> _Objectif 1_
Dans le texte sur le musicien Blood, quelle phrase Ornette Coleman a-t-il prononcée après l'avoir écouté ?
> _Objectif 2_
Prolongez le texte sur le musicien Blood au-delà de sa dernière phrase.

> _Extrait du document_

Et quand il prononce son propre nom, souvent en insistant trois fois, on croit l’entendre jouer l’une de ces petites phrases répétitives si caractéristiques de son jeu, et qui sont comme sa signature. Chanter, jouer, parler, sont une même chose chez Blood. Être musicien n’a pas d’autre sens pour lui que d’être porteur de cette équivalence.

C’est visiblement cela qui sidéra Ornette Coleman quand il vint l’écouter dans le petit studio de Brooklyn où il répétait (je crois que c’est Billy Higgins qui les mit en rapport) et lui fit dire : « cet homme joue naturellement harmolodique ». Ce qui était pour Ornette un horizon, le but à atteindre qu’il fixait à ses musiciens, se présentait chez Blood à l’état brut et comme une évidence. L’évidence en question défie toute approche « musicologique ». Il s’agit de l’« être musicien » au sens le plus fort et surtout incarné du terme.

[Entrées enregistrées]
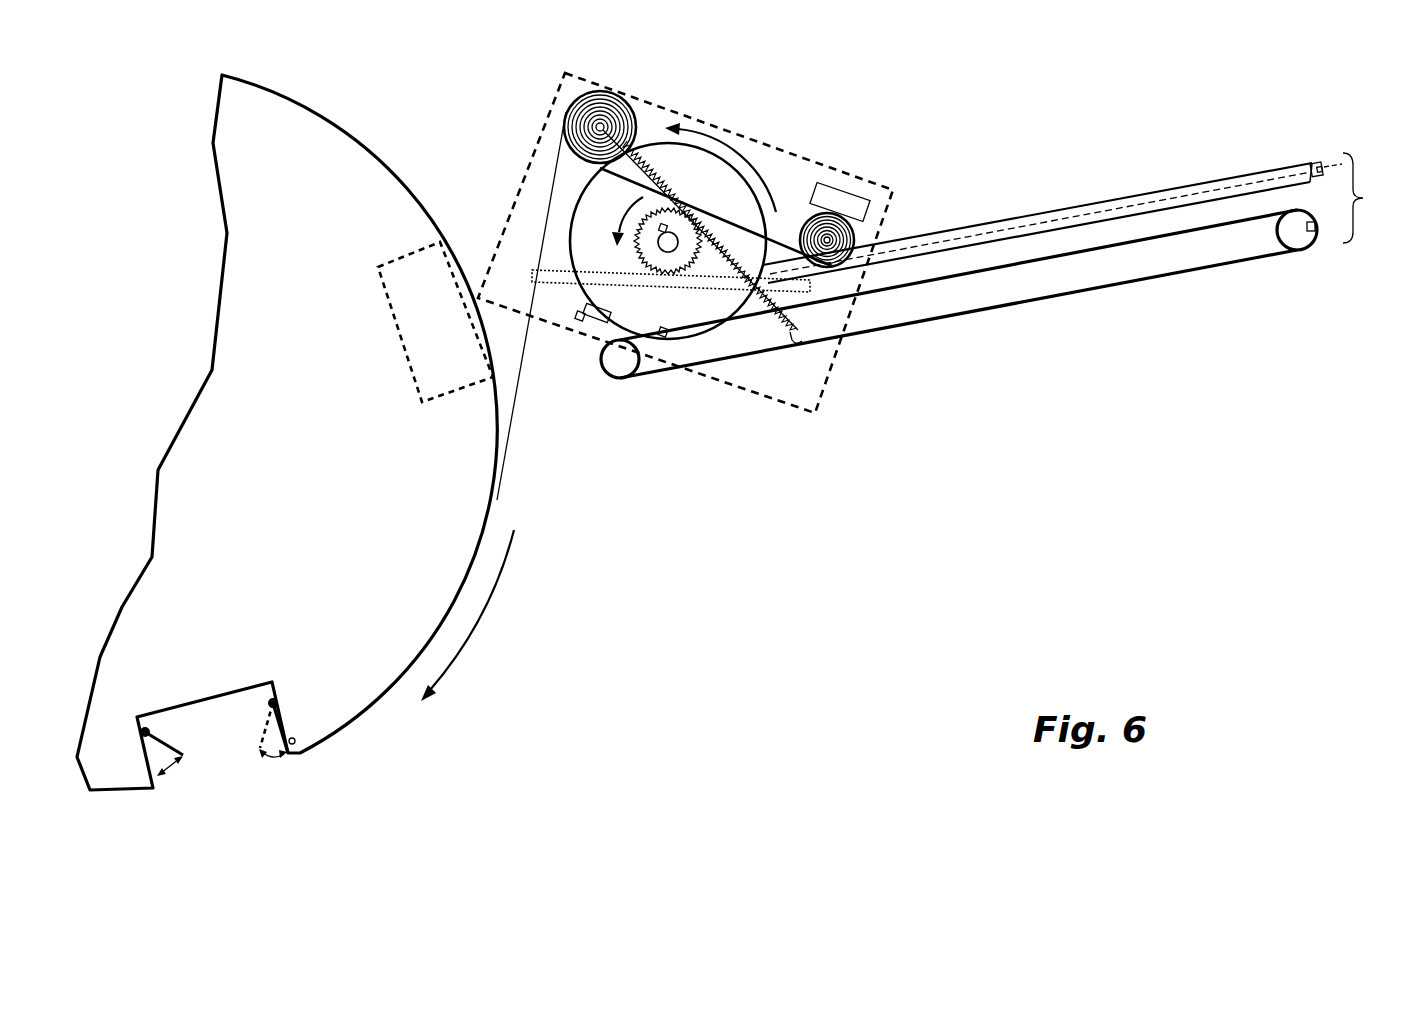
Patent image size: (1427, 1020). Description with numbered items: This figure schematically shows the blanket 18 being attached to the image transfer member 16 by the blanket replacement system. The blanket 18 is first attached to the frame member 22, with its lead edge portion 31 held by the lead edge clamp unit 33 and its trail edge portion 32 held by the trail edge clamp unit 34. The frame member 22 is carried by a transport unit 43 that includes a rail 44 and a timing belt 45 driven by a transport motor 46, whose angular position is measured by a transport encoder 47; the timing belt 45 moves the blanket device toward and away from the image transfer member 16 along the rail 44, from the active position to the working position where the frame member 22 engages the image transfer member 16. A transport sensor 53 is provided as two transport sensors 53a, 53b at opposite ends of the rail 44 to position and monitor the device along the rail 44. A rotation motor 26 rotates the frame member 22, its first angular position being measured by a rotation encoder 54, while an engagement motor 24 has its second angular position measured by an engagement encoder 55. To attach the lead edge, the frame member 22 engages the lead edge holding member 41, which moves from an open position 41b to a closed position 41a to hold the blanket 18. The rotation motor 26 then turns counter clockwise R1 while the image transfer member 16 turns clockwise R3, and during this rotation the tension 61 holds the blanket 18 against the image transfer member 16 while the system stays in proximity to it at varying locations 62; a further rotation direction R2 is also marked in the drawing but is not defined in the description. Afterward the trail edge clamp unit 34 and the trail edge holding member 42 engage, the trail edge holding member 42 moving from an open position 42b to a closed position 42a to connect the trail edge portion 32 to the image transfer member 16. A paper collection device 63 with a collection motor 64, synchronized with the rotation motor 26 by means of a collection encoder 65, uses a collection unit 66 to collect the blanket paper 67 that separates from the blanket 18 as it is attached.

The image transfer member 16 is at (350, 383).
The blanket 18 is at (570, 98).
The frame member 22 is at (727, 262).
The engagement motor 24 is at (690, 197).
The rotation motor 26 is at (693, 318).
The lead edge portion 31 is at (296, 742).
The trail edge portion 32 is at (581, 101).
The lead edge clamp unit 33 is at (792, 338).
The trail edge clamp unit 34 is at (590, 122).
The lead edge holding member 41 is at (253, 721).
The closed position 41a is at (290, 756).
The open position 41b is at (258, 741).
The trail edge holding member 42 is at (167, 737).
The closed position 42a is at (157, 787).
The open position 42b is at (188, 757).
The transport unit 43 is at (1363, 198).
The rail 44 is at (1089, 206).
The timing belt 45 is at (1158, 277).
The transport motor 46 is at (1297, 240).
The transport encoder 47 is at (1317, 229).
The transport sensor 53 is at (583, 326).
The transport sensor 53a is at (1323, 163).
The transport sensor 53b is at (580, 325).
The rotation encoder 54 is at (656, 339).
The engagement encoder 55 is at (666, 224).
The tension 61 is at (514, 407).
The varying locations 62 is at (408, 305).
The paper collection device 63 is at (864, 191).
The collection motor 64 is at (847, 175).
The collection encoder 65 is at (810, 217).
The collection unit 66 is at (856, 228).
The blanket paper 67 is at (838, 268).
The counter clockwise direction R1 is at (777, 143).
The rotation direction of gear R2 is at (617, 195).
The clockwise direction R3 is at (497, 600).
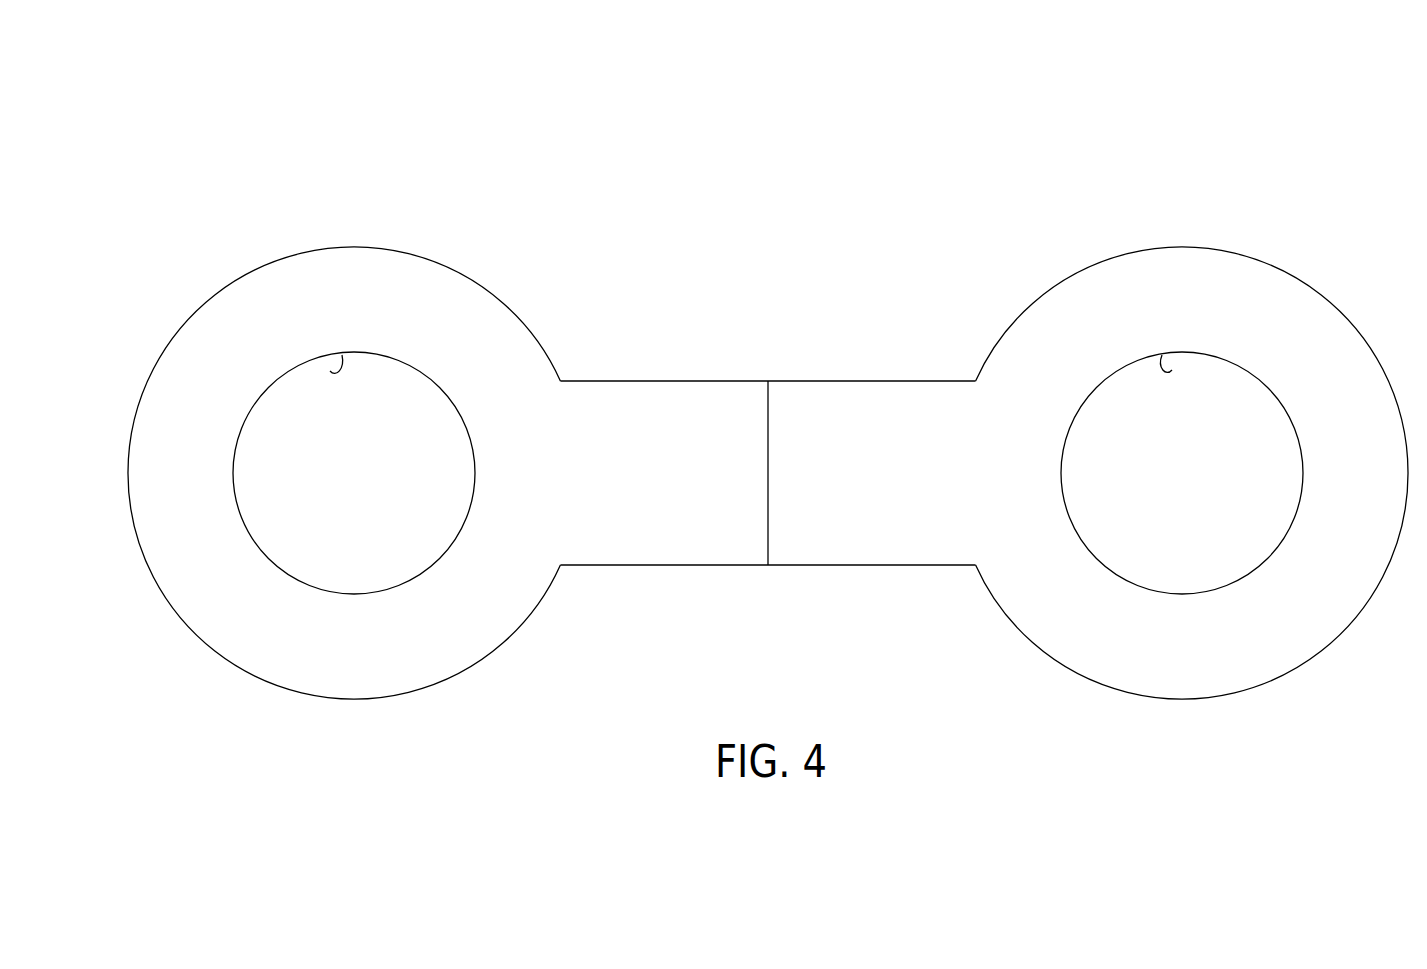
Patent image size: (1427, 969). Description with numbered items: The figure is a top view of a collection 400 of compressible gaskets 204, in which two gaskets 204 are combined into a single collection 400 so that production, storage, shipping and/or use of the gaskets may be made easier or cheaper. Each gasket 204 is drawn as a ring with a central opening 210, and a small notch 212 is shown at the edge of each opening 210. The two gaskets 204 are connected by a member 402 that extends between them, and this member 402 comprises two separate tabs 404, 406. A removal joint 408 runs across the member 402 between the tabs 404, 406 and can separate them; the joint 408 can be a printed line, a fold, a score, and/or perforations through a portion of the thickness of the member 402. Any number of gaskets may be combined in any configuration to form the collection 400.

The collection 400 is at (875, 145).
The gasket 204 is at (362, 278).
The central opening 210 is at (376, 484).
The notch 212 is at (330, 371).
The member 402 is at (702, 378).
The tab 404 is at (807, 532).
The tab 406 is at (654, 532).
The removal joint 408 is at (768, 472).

> _Réponse 1_
« cet homme joue naturellement harmolodique »

> _Réponse 2_
C’est ce qui a amené Blood, en préambule à l’étrange « conférence » que je lui ai proposé de donner au Conservatoire, à récuser d’emblée l’appellation même de « musicien » : « être appelé musicien n’est pas pour moi une bonne chose » (il lui est arrivé de dire en entretien, à propos des « musiciens » : « Vous les écoutez jouer mais vous pensez sincèrement qu’ils feraient n’importe quoi d’autre beaucoup mieux »). C’est ce qui l’a conduit également, lors de cette conférence, à déplacer constamment la question posée (celle de l’« harmolodie ») hors du champ de la stricte analyse musicale.

« Avant de pouvoir jouer de la musique harmolodique, vous devez être une personne harmolodique » dit-il à plusieurs reprises. Et à la question : « Qu’est-ce qu’une personne harmolodique ? » il finira par (ne pas) répondre en empoignant une guitare.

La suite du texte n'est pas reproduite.